**WHAT YOU WILL DO**
Your task is to copy each line that has the word "ASPEKT".

**STORED RECORDS**
** Start **

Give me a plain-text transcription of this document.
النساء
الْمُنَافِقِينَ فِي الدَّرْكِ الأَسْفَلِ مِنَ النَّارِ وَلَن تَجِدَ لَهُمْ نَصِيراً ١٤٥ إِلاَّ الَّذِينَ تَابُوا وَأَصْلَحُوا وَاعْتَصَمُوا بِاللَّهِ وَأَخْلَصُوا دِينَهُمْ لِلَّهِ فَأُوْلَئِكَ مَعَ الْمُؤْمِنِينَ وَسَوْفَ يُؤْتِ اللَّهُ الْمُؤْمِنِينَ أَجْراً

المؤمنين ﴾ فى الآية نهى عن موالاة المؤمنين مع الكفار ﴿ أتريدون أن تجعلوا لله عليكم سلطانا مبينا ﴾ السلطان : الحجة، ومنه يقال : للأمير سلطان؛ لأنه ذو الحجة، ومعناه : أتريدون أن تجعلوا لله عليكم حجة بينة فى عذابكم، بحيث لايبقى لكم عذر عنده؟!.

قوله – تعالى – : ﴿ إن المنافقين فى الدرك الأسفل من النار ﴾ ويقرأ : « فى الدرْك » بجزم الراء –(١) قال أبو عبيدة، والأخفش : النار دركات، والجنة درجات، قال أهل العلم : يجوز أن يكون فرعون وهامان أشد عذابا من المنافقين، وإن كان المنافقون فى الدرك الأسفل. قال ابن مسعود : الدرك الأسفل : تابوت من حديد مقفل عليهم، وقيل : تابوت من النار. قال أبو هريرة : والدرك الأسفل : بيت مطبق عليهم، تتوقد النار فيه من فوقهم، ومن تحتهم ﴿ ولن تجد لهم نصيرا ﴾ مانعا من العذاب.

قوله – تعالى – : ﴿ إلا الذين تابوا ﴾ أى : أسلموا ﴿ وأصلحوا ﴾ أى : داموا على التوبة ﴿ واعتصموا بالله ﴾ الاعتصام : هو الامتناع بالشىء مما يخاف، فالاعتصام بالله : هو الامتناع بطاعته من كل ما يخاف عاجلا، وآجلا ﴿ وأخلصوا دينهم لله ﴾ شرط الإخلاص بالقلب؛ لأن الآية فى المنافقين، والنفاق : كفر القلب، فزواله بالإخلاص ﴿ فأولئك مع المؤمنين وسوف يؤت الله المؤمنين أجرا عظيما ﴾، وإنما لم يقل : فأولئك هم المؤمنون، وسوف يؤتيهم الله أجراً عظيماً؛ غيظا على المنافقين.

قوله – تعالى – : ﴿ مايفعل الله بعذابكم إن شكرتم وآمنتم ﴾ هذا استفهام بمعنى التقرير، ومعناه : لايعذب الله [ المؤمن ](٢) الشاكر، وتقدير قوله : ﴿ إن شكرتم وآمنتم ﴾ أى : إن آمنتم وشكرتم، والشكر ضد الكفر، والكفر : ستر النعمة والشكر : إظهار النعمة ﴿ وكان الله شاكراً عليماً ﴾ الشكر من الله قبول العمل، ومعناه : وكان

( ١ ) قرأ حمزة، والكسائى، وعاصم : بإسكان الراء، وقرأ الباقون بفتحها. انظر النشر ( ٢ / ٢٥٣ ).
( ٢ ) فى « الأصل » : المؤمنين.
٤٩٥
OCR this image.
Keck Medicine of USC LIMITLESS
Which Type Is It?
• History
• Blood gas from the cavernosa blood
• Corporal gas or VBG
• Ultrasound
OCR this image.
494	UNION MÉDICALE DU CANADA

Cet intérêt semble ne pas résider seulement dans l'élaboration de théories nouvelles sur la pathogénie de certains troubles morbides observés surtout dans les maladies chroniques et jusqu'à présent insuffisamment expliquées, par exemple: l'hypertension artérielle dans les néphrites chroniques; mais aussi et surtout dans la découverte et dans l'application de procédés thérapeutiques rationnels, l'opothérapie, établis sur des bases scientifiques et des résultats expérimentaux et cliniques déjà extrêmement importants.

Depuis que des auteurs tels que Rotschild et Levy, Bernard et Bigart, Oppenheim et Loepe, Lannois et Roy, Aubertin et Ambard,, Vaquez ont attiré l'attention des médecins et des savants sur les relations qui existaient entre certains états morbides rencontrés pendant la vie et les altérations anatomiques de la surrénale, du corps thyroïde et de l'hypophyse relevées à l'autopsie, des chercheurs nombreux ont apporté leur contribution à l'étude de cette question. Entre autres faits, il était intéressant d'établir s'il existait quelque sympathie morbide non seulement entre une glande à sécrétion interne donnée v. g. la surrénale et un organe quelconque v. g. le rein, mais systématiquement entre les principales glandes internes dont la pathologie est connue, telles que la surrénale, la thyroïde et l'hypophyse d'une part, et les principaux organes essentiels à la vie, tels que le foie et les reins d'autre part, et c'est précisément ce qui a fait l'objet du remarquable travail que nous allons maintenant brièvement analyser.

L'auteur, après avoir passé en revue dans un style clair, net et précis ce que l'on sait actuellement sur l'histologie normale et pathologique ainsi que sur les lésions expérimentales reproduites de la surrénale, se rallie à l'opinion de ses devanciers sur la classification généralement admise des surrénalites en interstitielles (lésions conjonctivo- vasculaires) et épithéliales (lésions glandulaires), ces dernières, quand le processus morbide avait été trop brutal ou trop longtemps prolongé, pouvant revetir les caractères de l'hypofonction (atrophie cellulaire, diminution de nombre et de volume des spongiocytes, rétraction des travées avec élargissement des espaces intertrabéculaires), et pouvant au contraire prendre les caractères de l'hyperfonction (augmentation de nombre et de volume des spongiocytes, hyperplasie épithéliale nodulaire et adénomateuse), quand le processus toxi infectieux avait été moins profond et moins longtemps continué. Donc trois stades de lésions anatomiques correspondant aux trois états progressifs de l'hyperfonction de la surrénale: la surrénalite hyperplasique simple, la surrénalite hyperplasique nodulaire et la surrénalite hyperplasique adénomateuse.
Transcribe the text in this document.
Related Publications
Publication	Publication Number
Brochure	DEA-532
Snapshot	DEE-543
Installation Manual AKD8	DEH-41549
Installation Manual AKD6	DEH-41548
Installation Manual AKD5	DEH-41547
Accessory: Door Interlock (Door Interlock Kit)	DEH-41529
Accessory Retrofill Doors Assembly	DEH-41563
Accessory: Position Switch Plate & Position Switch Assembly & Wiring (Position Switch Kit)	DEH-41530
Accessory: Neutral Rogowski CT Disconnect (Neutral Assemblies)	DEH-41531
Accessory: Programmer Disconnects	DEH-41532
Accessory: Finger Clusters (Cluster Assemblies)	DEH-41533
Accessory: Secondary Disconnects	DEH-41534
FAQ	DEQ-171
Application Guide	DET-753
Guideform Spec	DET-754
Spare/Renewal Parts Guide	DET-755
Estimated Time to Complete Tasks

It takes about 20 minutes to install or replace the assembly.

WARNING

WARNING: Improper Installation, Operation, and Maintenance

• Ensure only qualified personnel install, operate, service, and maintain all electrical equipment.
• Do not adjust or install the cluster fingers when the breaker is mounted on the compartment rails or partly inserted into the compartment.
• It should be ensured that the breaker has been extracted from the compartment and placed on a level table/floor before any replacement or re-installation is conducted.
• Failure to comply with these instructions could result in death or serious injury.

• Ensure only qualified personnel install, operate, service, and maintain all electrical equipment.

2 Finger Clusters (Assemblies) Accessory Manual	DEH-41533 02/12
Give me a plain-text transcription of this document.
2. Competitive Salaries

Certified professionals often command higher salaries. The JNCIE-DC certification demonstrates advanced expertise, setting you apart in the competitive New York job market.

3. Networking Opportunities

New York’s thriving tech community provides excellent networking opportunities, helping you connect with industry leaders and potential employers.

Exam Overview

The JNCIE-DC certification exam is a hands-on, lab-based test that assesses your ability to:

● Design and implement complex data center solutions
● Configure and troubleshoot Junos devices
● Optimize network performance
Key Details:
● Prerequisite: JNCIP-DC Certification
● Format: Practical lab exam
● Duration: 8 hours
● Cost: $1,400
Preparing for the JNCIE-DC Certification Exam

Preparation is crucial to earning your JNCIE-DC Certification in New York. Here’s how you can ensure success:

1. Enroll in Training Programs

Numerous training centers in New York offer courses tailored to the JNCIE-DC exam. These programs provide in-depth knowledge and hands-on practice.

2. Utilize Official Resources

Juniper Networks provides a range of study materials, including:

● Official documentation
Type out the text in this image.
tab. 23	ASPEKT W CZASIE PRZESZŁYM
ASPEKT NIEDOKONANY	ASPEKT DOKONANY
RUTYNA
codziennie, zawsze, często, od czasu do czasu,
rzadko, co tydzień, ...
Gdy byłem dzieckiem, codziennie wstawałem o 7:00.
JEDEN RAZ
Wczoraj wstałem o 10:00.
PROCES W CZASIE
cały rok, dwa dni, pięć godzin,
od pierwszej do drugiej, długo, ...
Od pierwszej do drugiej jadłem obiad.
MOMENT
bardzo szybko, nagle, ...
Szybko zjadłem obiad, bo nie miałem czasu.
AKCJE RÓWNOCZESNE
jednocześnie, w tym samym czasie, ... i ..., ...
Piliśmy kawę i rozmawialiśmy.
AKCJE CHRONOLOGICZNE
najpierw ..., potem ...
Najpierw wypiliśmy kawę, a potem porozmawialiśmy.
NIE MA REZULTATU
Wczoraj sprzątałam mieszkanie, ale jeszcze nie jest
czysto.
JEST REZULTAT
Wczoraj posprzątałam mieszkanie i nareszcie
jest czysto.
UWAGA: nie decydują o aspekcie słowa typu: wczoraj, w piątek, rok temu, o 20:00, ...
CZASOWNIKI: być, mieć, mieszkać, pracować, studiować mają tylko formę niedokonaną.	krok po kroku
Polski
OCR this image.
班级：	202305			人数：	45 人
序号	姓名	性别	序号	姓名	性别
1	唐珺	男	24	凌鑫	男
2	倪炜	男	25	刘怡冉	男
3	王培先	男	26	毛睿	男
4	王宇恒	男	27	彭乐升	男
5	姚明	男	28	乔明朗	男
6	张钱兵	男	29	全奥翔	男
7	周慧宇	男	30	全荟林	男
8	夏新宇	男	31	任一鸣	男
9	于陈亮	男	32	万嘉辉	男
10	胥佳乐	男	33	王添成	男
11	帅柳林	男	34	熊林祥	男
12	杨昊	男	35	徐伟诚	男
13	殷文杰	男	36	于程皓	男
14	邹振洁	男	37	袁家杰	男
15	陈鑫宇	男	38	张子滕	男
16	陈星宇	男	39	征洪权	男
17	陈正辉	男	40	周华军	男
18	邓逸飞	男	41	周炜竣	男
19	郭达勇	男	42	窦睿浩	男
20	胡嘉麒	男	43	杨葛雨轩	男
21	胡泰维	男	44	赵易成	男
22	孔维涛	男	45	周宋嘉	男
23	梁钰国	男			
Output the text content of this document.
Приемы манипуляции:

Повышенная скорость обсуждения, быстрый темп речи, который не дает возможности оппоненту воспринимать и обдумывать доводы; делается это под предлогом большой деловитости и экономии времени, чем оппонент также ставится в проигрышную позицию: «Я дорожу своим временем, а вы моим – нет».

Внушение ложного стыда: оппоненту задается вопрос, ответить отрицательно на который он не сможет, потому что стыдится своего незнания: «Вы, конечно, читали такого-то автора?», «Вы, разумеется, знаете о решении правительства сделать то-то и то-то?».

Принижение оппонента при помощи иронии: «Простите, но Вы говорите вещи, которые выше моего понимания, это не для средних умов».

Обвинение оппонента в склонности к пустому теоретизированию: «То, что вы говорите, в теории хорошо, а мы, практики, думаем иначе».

** End **

**SOLUTION FOR THIS PROBLEM**
tab. 23	ASPEKT W CZASIE PRZESZŁYM
ASPEKT NIEDOKONANY	ASPEKT DOKONANY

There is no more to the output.